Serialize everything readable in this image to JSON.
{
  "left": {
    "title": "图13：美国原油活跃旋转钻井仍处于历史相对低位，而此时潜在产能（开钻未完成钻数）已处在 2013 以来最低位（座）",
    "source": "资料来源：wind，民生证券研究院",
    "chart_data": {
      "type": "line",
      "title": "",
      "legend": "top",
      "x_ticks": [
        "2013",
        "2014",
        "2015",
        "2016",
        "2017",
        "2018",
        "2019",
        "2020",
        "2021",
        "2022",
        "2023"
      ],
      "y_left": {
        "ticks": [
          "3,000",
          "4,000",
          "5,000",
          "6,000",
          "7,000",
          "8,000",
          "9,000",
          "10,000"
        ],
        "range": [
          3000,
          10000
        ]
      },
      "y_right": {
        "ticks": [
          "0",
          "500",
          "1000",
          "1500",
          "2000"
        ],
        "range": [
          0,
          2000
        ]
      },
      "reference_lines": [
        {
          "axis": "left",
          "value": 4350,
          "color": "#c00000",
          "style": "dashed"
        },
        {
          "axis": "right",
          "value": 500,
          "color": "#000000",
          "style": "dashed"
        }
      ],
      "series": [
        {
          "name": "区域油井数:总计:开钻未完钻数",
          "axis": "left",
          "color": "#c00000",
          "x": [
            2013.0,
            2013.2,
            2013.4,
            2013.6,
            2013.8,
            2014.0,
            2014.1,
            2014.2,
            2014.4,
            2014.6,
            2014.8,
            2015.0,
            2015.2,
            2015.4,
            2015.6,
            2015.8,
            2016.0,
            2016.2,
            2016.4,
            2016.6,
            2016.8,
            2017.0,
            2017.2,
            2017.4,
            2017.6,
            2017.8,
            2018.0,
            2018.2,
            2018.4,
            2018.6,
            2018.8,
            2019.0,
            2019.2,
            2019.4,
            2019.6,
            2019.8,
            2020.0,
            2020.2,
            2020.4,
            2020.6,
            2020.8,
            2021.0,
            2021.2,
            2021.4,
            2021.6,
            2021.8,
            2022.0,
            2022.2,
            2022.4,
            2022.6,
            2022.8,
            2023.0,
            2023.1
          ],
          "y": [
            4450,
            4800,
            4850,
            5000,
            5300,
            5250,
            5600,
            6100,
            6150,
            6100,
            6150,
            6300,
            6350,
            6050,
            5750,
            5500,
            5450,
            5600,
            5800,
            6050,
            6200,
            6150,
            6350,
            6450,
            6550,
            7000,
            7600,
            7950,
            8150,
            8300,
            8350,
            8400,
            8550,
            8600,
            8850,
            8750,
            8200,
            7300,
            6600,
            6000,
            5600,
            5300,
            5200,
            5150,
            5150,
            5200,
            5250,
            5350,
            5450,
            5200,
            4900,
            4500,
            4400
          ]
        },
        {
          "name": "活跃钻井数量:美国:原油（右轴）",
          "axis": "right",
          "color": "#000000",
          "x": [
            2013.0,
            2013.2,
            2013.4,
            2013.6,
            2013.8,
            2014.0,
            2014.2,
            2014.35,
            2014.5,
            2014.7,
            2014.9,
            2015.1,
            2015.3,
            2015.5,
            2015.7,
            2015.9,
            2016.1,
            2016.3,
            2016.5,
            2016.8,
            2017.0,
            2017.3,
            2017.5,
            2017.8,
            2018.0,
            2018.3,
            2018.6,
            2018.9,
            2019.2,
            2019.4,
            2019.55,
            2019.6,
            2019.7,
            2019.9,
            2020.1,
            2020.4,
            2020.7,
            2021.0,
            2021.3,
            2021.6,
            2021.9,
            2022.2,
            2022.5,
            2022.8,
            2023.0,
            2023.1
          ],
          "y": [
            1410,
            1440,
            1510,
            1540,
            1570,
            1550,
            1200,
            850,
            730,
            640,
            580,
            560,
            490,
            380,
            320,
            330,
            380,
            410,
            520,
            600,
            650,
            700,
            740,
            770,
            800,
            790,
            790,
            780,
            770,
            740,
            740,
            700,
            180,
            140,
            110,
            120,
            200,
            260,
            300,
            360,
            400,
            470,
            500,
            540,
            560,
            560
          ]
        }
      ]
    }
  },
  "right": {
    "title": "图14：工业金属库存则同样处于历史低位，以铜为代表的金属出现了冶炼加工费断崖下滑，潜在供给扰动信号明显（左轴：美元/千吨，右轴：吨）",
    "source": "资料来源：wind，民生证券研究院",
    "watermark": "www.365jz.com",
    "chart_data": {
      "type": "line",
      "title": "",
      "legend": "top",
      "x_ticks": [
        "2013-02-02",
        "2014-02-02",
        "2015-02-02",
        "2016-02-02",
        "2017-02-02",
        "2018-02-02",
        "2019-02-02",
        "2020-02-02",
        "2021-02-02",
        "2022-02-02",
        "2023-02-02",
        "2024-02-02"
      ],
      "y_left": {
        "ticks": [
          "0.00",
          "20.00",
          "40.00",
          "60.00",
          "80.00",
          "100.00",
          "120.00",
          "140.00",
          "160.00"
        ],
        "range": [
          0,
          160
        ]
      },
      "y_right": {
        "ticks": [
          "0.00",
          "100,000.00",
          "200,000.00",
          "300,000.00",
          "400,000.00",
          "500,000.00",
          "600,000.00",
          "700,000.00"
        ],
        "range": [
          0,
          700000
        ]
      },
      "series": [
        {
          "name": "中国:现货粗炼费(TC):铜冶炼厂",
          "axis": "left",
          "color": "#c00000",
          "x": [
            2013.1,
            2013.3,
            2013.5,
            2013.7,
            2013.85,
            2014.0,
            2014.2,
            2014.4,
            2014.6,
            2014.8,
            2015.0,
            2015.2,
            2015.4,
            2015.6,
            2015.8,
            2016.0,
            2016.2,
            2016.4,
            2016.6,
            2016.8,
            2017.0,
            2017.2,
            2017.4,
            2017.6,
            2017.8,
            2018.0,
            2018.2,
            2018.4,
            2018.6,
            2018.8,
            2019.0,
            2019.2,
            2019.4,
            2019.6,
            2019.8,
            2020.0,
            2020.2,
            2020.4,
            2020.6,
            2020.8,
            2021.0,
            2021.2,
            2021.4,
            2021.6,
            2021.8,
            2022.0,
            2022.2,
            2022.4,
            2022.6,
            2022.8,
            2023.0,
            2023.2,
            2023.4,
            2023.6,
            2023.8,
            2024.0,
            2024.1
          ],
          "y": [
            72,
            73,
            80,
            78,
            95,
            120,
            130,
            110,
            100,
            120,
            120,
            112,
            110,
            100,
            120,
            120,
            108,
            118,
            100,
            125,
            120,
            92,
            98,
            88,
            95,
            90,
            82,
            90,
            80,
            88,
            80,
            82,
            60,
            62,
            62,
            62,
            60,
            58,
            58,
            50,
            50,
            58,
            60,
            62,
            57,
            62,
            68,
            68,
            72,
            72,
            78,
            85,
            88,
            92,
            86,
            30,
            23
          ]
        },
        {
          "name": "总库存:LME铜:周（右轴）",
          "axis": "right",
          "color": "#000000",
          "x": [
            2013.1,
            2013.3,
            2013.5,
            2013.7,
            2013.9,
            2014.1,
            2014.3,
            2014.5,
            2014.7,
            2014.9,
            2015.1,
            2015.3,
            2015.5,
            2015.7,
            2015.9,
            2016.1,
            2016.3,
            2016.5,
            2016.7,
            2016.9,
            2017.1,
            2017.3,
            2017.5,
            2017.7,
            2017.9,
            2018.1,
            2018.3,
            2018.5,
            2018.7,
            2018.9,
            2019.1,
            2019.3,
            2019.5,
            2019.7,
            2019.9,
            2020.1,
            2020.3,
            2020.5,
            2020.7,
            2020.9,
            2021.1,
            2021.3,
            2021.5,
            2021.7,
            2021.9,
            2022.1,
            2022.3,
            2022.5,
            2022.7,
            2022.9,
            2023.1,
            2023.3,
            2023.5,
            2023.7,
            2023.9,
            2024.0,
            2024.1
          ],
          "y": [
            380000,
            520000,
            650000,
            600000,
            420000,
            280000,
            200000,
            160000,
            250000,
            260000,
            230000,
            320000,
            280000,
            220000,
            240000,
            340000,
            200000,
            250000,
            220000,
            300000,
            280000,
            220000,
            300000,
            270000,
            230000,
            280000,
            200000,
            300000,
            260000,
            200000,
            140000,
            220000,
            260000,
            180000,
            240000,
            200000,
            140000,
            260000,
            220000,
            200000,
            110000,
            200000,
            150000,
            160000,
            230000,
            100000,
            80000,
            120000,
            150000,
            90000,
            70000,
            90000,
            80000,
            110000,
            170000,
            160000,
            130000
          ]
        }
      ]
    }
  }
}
· · ·
REQUIREMENTS:
Go through the data and gather every line that holds "name".

FULL ANSWER:
          "name": "区域油井数:总计:开钻未完钻数",
          "name": "活跃钻井数量:美国:原油（右轴）",
          "name": "中国:现货粗炼费(TC):铜冶炼厂",
          "name": "总库存:LME铜:周（右轴）",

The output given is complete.